Written request 1
Write out the passage of the Kentucky Derby article that begins at the words "Always Dreaming, winless" and ends after the words "Dreaming, among others.".
Written request 2
Name every person the Kentucky Derby article quotes directly.
Written request 3
Continue the Kentucky Derby article from the point where it stops.

Excerpted text
————————

LOUISVILLE – Always Dreaming does, indeed, have the stuff dreams are made of.
Athony Bonomo’s son, Anthony Jr., spent $100,000 more than was budgeted to obtain the $350,000 yearling at Keeneland’s September sale. Bonomo’s wife, MaryEllen, named him because their family always dares to dream. And trainer Todd Pletcher and jockey John Velazquez performed their jobs so well that the 143rdKentucky Derby Presented by Yum! Brands became the race the Bonomos dared to imagine.
Always Dreaming, winless through two starts as a 2-year-old but now undefeated through four races this season, shook off a sloppy surface and an overmatched field of 19 to prevail by 2 ¾ lengths against longshot Lookin At Lee on Saturday at Churchill Downs.
Bonomo sat beside Vinnie Viola at the post-race news conference, boyhood pals from the Williamsburg section of Brooklyn, N.Y., who had come so far from their joyful yet modest backgrounds.
“Growing up as kids, we won a lot of Derbys,” Bonomo said. “But never in reality.”
This one is wonderfully real for Bonomo, an attorney, and Viola, better known as the owner of the National Hockey League’s Florida Panthers. Bonomo and Viola decided to join forces in the racing industry last year, with Viola buying into Always Dreaming, among others.
“I always thought he was a champion as a kid,” Viola said. “We always got along very well.”
This run for the roses was very much about the strength of relationships contributing to success. In all sports, loyalties can be fleeting. Disappointments tend to divide. But the combination of Pletcher and Velazquez has endured.
Yet there had always been a “but” when fans discussed the handiwork of Pletcher and Velazquez, one both men were keenly aware of.
“We had a lot of success in the past, won a lot of important races,” Velazquez said. “But missing this one was definitely a big one.”

————————

Items from a dataset:
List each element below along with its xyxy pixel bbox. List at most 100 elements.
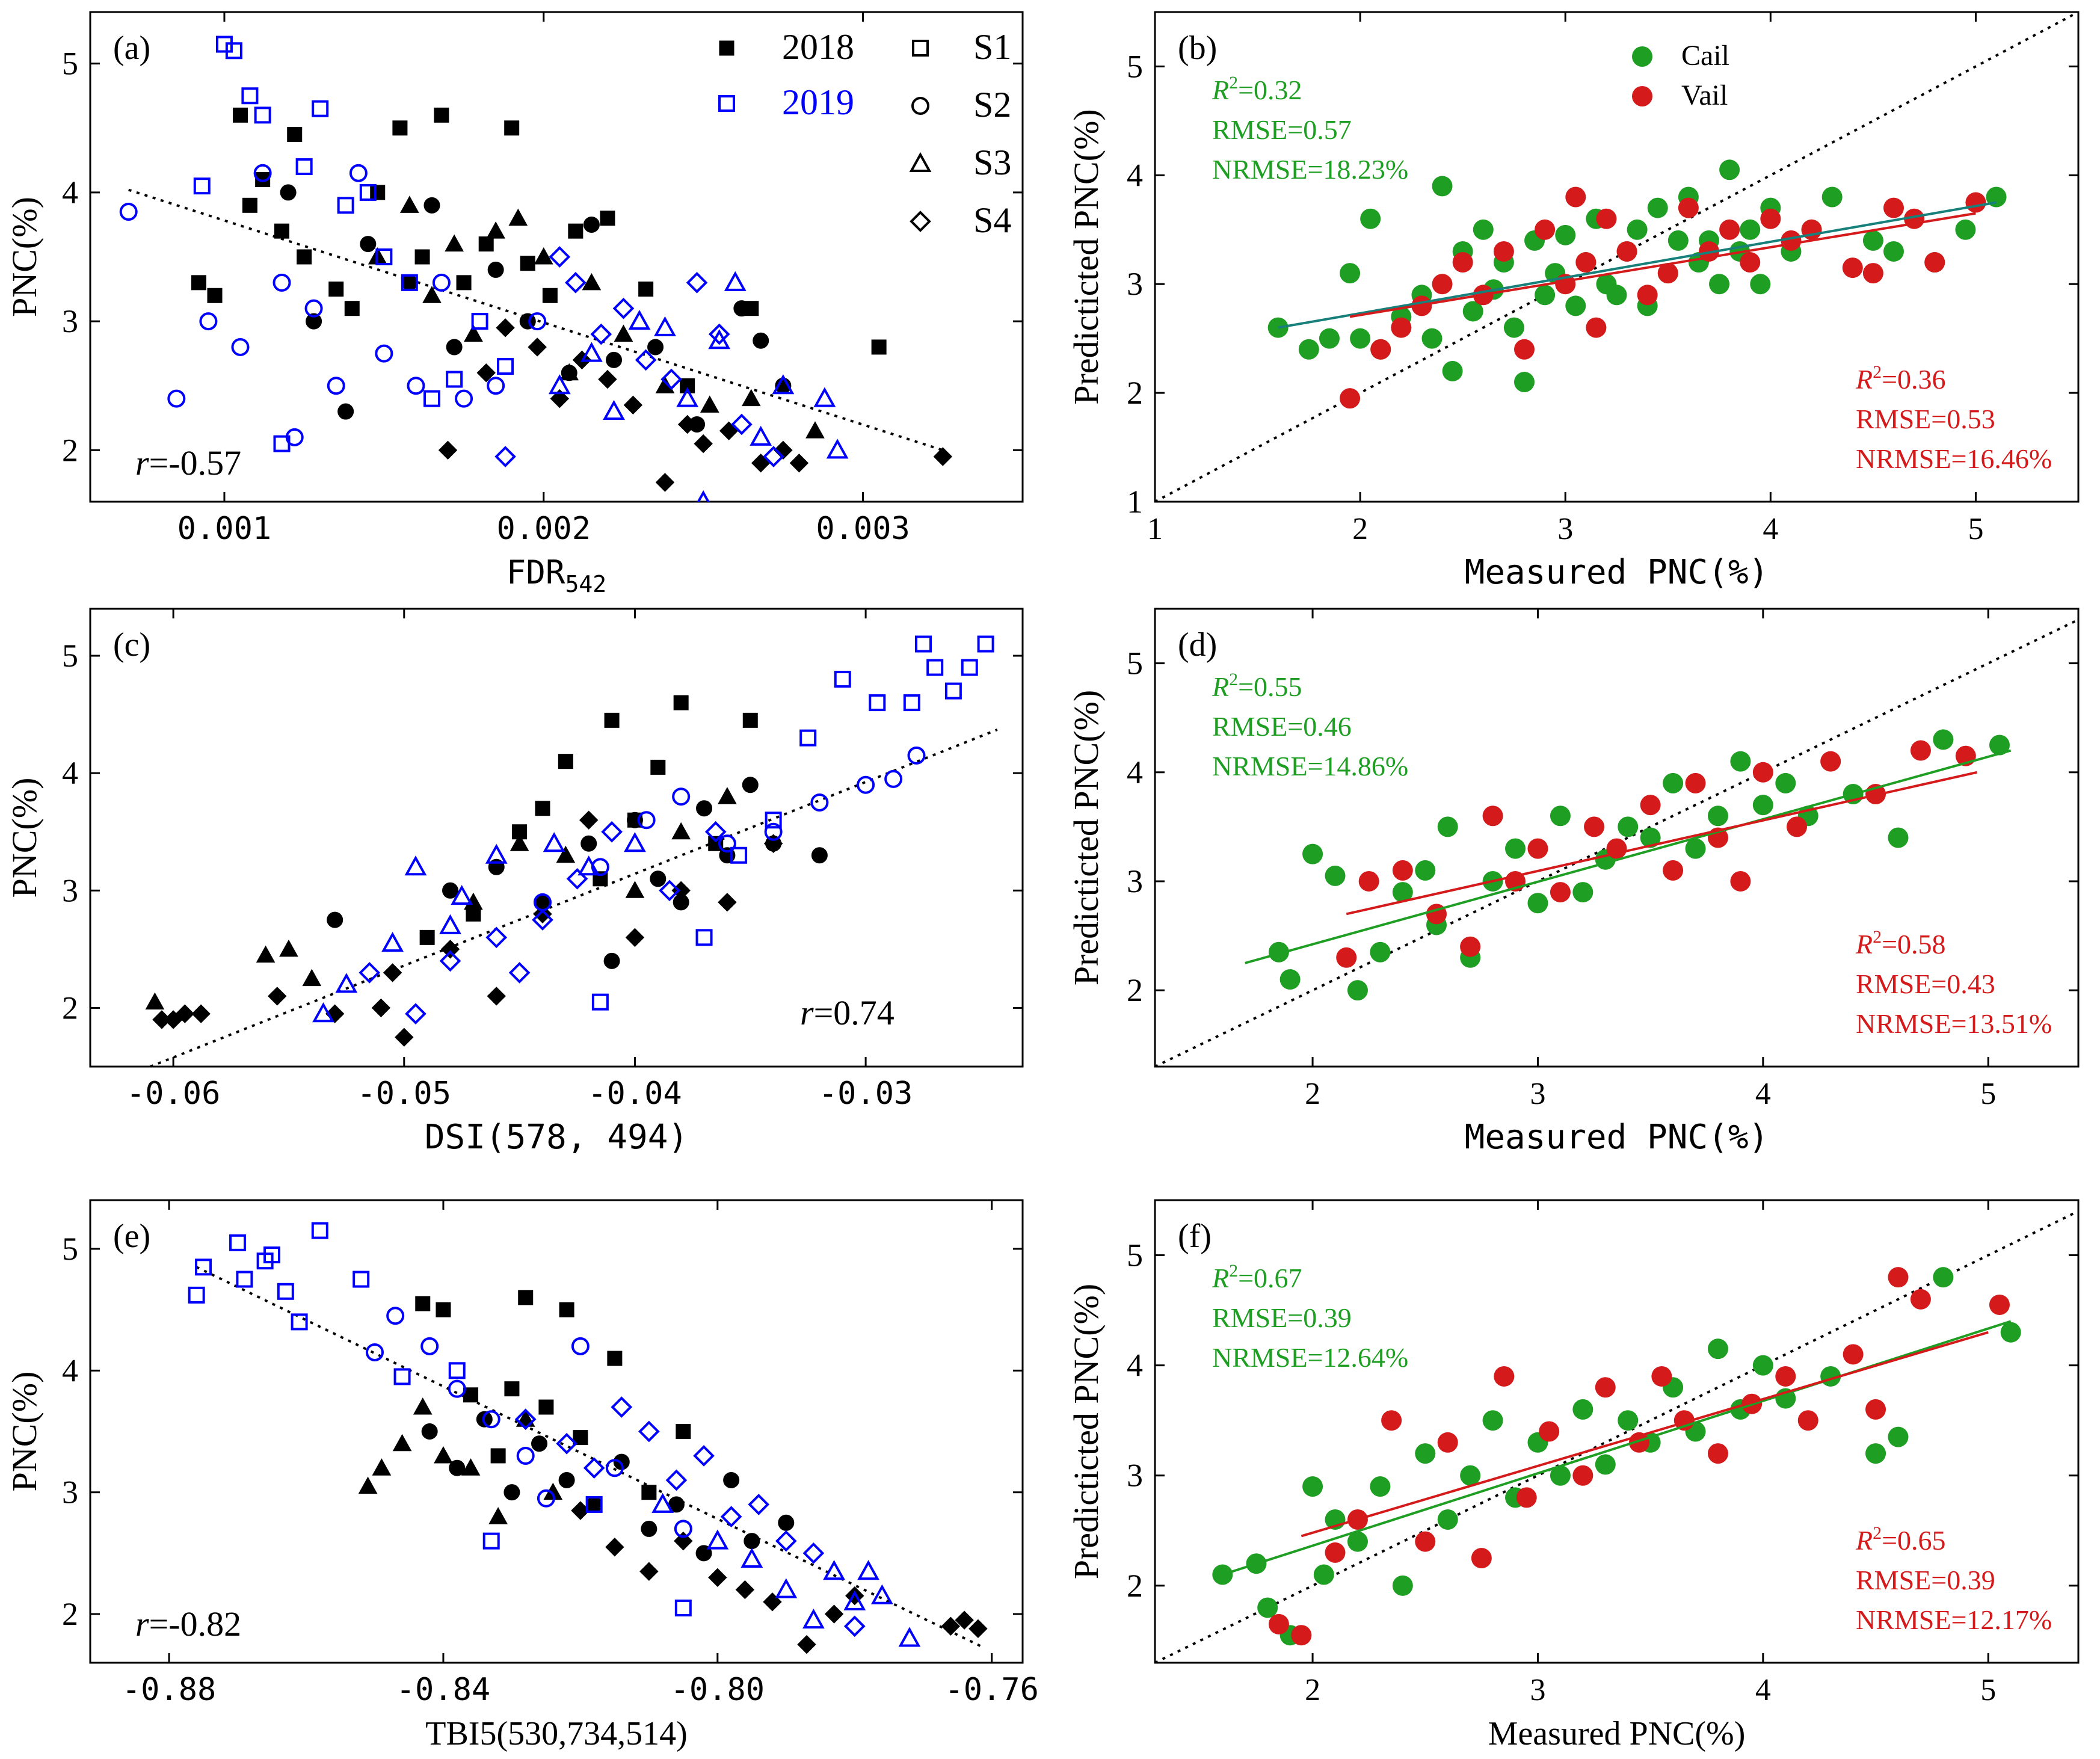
data-point: [1452, 252, 1473, 273]
x-tick-label: 5: [1980, 1673, 1996, 1707]
data-point: [448, 1362, 466, 1379]
data-point: [504, 1381, 520, 1397]
data-point: [944, 682, 962, 700]
rmse-label: RMSE=0.39: [1856, 1565, 1995, 1595]
data-point: [1572, 882, 1593, 903]
data-point: [741, 389, 761, 407]
data-point: [195, 1258, 212, 1276]
data-point: [654, 316, 676, 336]
data-point: [1565, 186, 1586, 208]
data-point: [607, 1351, 623, 1366]
x-axis-label: Measured PNC(%): [1488, 1715, 1746, 1752]
data-point: [693, 1445, 715, 1467]
data-point: [1572, 1399, 1593, 1420]
data-point: [280, 184, 297, 201]
data-point: [1473, 219, 1494, 240]
y-tick-label: 3: [1127, 1458, 1143, 1494]
data-point: [434, 1446, 453, 1464]
data-point: [1663, 772, 1684, 793]
data-point: [1462, 301, 1483, 322]
data-point: [857, 1560, 879, 1580]
data-point: [297, 249, 312, 265]
data-point: [543, 832, 565, 852]
data-point: [254, 106, 271, 124]
series-2018-S1: [191, 107, 887, 393]
data-point: [1719, 159, 1740, 180]
data-point: [750, 425, 772, 446]
data-point: [605, 1459, 624, 1477]
data-point: [471, 313, 488, 330]
data-point: [1657, 263, 1678, 284]
y-tick-label: 2: [62, 432, 78, 468]
data-point: [504, 120, 520, 136]
data-point: [843, 1615, 866, 1637]
data-point: [1347, 1531, 1368, 1552]
data-point: [1482, 806, 1503, 827]
data-point: [600, 211, 615, 226]
series-2018-S2: [421, 1411, 795, 1562]
data-point: [583, 1457, 605, 1479]
data-point: [753, 332, 769, 349]
panel-f: 2 3 4 5 2 3 4 5 Predicticted PNC(%) Measured PNC(…: [1067, 1199, 2080, 1752]
data-point: [285, 428, 304, 446]
axes-frame: [89, 11, 1024, 503]
data-point: [1391, 317, 1412, 338]
data-point: [386, 1307, 405, 1325]
data-point: [1527, 838, 1548, 859]
panel-b: 1 2 3 4 5 1 2 3 4 5 Predicticted PNC(%) Measured PN…: [1067, 11, 2080, 592]
data-point: [624, 832, 646, 852]
data-point: [1707, 1443, 1728, 1464]
data-point: [1667, 230, 1689, 251]
data-point: [1883, 197, 1904, 218]
series-2019-S3: [548, 271, 849, 502]
x-tick-label: 2: [1305, 1077, 1320, 1111]
y-tick-label: 5: [1127, 645, 1143, 682]
data-point: [941, 1616, 961, 1636]
plot-area: [1155, 618, 2078, 1067]
data-point: [537, 1489, 555, 1508]
data-point: [566, 867, 588, 890]
data-point: [337, 403, 354, 420]
data-point: [742, 712, 758, 728]
data-point: [1965, 192, 1986, 213]
data-point: [365, 1343, 384, 1361]
y-tick-label: 3: [1127, 266, 1143, 302]
data-point: [1821, 186, 1843, 208]
x-tick-label: 4: [1755, 1077, 1771, 1111]
data-point: [582, 273, 602, 291]
data-point: [719, 421, 739, 440]
data-point: [898, 1627, 921, 1647]
series-2019-S4: [514, 1396, 866, 1637]
trend-line: [196, 1266, 986, 1650]
legend-label: Cail: [1681, 40, 1729, 72]
r2-label: R2=0.32: [1212, 73, 1302, 105]
data-point: [1760, 208, 1781, 229]
data-point: [542, 288, 558, 303]
y-tick-label: 2: [1127, 972, 1143, 1008]
data-point: [393, 1368, 411, 1385]
correlation-annotation: r=-0.82: [135, 1604, 241, 1643]
data-point: [961, 659, 978, 676]
series-2019-S2: [119, 164, 547, 446]
y-tick-label: 4: [1127, 754, 1143, 790]
data-point: [405, 1003, 426, 1025]
data-point: [236, 1271, 253, 1288]
legend-marker: [911, 97, 929, 115]
data-point: [440, 940, 460, 959]
data-point: [603, 952, 620, 969]
data-point: [1291, 1625, 1312, 1646]
data-point: [731, 413, 753, 436]
data-point: [119, 203, 138, 221]
fit-line-cal: [1245, 749, 2012, 964]
data-point: [1319, 328, 1340, 349]
y-tick-label: 2: [1127, 375, 1143, 411]
nrmse-label: NRMSE=12.17%: [1856, 1604, 2052, 1635]
data-point: [843, 1590, 866, 1610]
data-point: [1775, 1366, 1796, 1387]
data-point: [556, 845, 576, 863]
data-point: [718, 893, 737, 912]
data-point: [810, 793, 829, 812]
series-2018-S4: [152, 810, 783, 1047]
legend-marker: [1632, 46, 1652, 67]
nrmse-label: NRMSE=14.86%: [1212, 751, 1408, 781]
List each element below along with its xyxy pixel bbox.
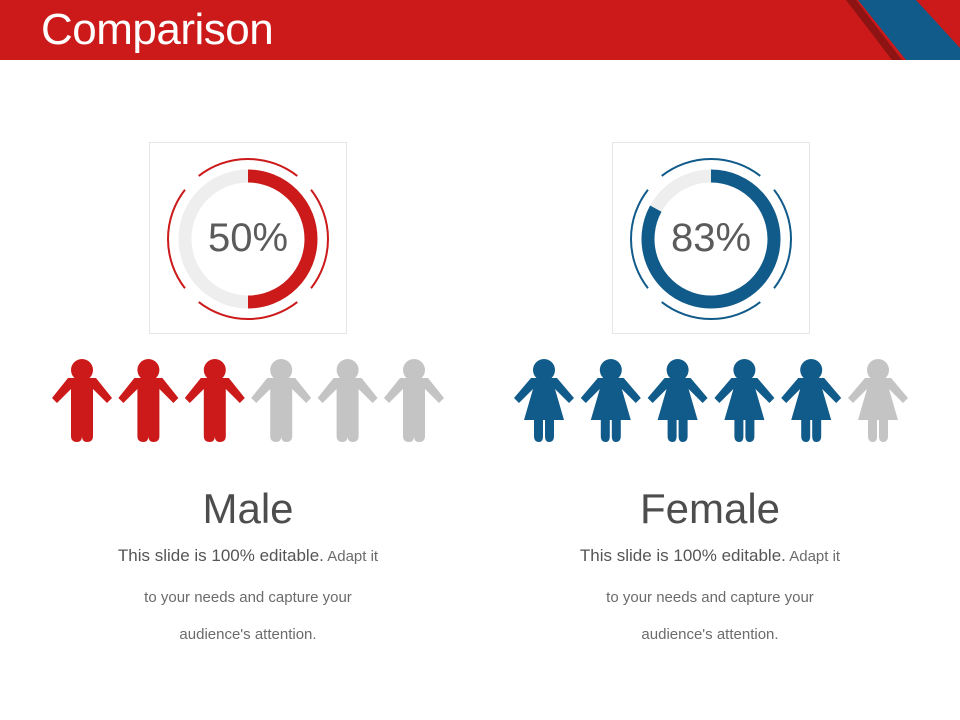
- male-description-line-3: audience's attention.: [179, 626, 317, 643]
- female-description-rest: Adapt it: [785, 548, 841, 565]
- male-gauge-card: 50%: [149, 142, 347, 334]
- male-donut-gauge: [167, 158, 329, 320]
- male-person-head: [270, 359, 293, 381]
- male-description-rest: Adapt it: [323, 548, 379, 565]
- female-person-head: [533, 359, 555, 381]
- female-outer-ring-segment: [630, 189, 649, 289]
- male-person-icon: [251, 359, 312, 442]
- male-person-body: [184, 378, 245, 442]
- female-person-icon: [781, 359, 842, 442]
- female-person-icon: [514, 359, 574, 442]
- female-person-head: [733, 359, 756, 381]
- male-person-body: [118, 378, 179, 442]
- male-outer-ring-segment: [198, 158, 298, 177]
- female-person-icon: [848, 359, 908, 442]
- female-person-body: [580, 378, 641, 442]
- female-person-body: [647, 378, 708, 442]
- male-description-lead: This slide is 100% editable.: [117, 546, 324, 565]
- female-person-body: [848, 378, 908, 442]
- female-person-body: [714, 378, 775, 442]
- male-person-icon: [52, 359, 112, 442]
- female-person-icon: [714, 359, 775, 442]
- female-outer-ring-segment: [661, 301, 761, 320]
- female-heading: Female: [639, 485, 781, 532]
- female-percent-value: 83%: [670, 216, 752, 260]
- male-heading: Male: [202, 485, 294, 532]
- male-person-body: [251, 378, 312, 442]
- female-description-line-1: This slide is 100% editable. Adapt it: [510, 546, 910, 567]
- female-person-body: [781, 378, 842, 442]
- male-outer-ring-segment: [310, 189, 329, 289]
- female-donut-gauge: [630, 158, 792, 320]
- male-person-head: [137, 359, 160, 381]
- female-outer-ring-segment: [773, 189, 792, 289]
- female-gauge-card: 83%: [612, 142, 810, 334]
- female-person-icon: [580, 359, 641, 442]
- male-person-body: [52, 378, 112, 442]
- male-person-head: [71, 359, 93, 381]
- male-percent-value: 50%: [207, 216, 289, 260]
- female-description-line-3: audience's attention.: [641, 626, 779, 643]
- female-person-head: [867, 359, 889, 381]
- female-description-lead: This slide is 100% editable.: [579, 546, 786, 565]
- male-outer-ring-segment: [198, 301, 298, 320]
- header-bar: Comparison: [0, 0, 960, 60]
- female-person-head: [800, 359, 823, 381]
- female-outer-ring-segment: [661, 158, 761, 177]
- male-person-icon: [384, 359, 444, 442]
- female-person-icon: [647, 359, 708, 442]
- male-outer-ring-segment: [167, 189, 186, 289]
- female-person-body: [514, 378, 574, 442]
- female-description-line-2: to your needs and capture your: [606, 589, 814, 606]
- male-person-body: [384, 378, 444, 442]
- male-description-line-2: to your needs and capture your: [144, 589, 352, 606]
- male-description-line-1: This slide is 100% editable. Adapt it: [48, 546, 448, 567]
- male-person-icon: [317, 359, 378, 442]
- male-person-head: [336, 359, 359, 381]
- male-gauge-value-arc: [247, 169, 318, 309]
- male-person-head: [403, 359, 425, 381]
- male-person-icon: [118, 359, 179, 442]
- corner-stripes-decoration: [846, 0, 960, 60]
- female-gauge-value-arc: [641, 169, 781, 309]
- female-figures-row: [508, 356, 916, 470]
- male-person-head: [203, 359, 226, 381]
- male-figures-row: [46, 356, 450, 470]
- page-title: Comparison: [41, 5, 274, 54]
- female-person-head: [666, 359, 689, 381]
- male-person-icon: [184, 359, 245, 442]
- male-person-body: [317, 378, 378, 442]
- female-person-head: [599, 359, 622, 381]
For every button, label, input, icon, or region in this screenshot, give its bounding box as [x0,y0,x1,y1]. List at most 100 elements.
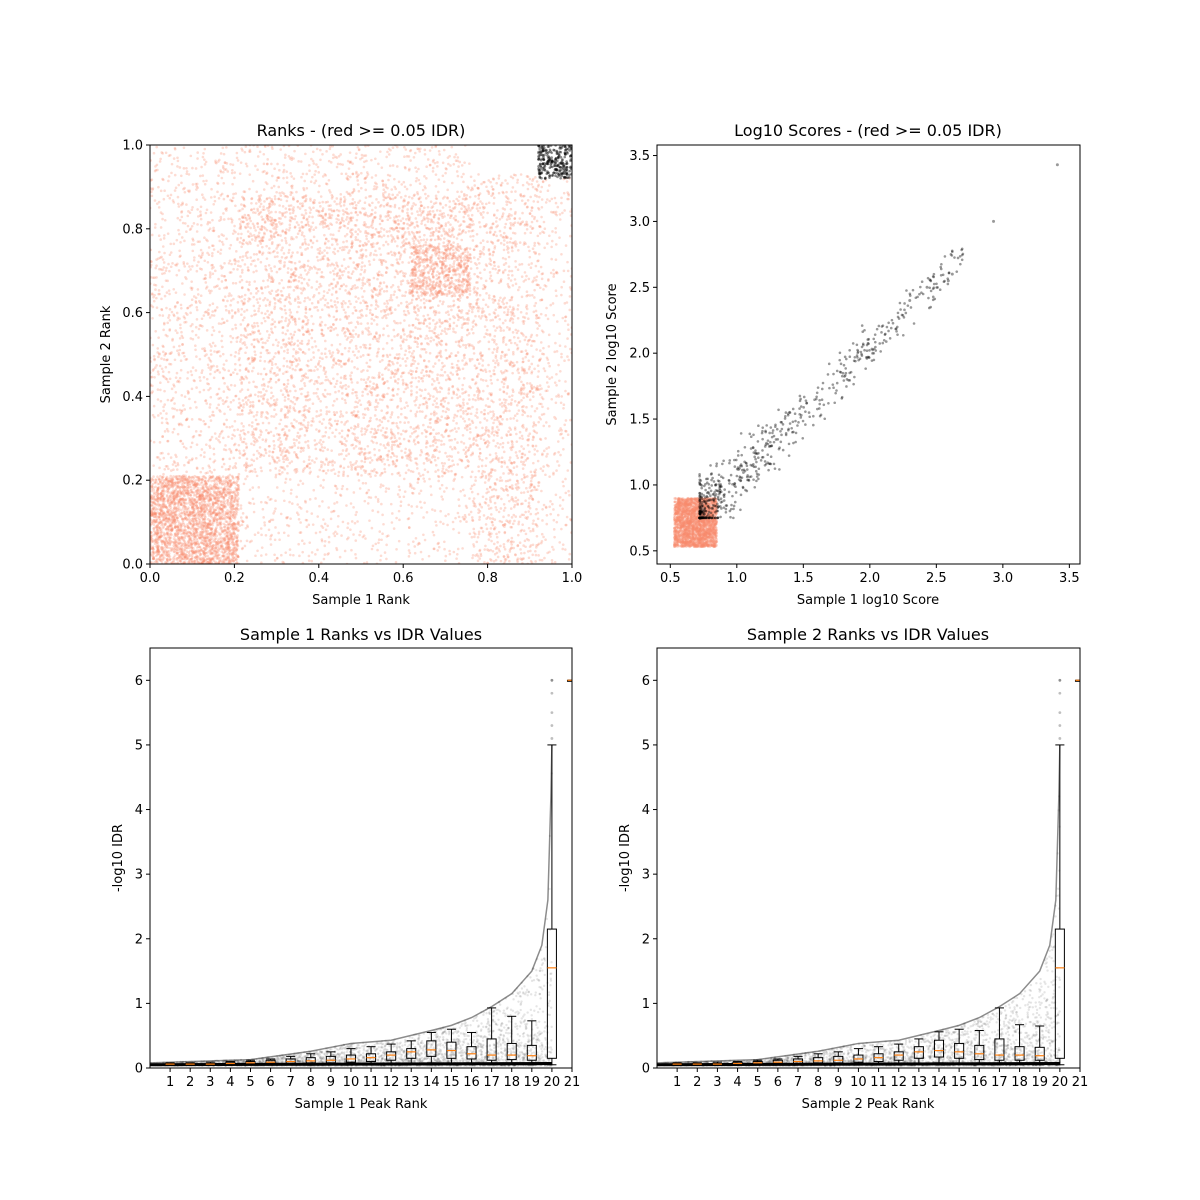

————————

Task answer 1
Always Dreaming, winless through two starts as a 2-year-old but now undefeated through four races this season, shook off a sloppy surface and an overmatched field of 19 to prevail by 2 ¾ lengths against longshot Lookin At Lee on Saturday at Churchill Downs.
Bonomo sat beside Vinnie Viola at the post-race news conference, boyhood pals from the Williamsburg section of Brooklyn, N.Y., who had come so far from their joyful yet modest backgrounds.
“Growing up as kids, we won a lot of Derbys,” Bonomo said. “But never in reality.”
This one is wonderfully real for Bonomo, an attorney, and Viola, better known as the owner of the National Hockey League’s Florida Panthers. Bonomo and Viola decided to join forces in the racing industry last year, with Viola buying into Always Dreaming, among others.

Task answer 2
Bonomo, Viola, Velazquez

Task answer 3
Velazquez’s previous Derby win had come aboard Animal Kingdom, a mount he gained in 2011 after Pletcher was forced to scratch Uncle Mo. The brilliant 2-year-old champion had developed a rare liver disorder.
Pletcher rarely shows emotion. This time he did, with tears welling beneath his sunglasses soon after Always Dreaming flashed across the finish line.
“I think this is even more special than the first one,” he said.
Pletcher, winner of a record seven Eclipse Awards as the leading trainer in North America, had produced only one victory with 45 previous Derby starters. That came when Super Saver benefitted from a wet track and a ground-saving trip from Calvin Borel in 2010.
The hard-driving Pletcher desperately wanted a second Derby, knowing only that would quiet the critics who noted that his success in prep races typically failed to carry over to the grandest race of all.
“I’ve taken a lot of criticism for our Derby record,” Pletcher said, “so we were hoping to improve on that.”
He said he used his shortcomings in the Derby as a teaching moment for his children. “When it doesn’t work,” he said, “you have to figure out why.”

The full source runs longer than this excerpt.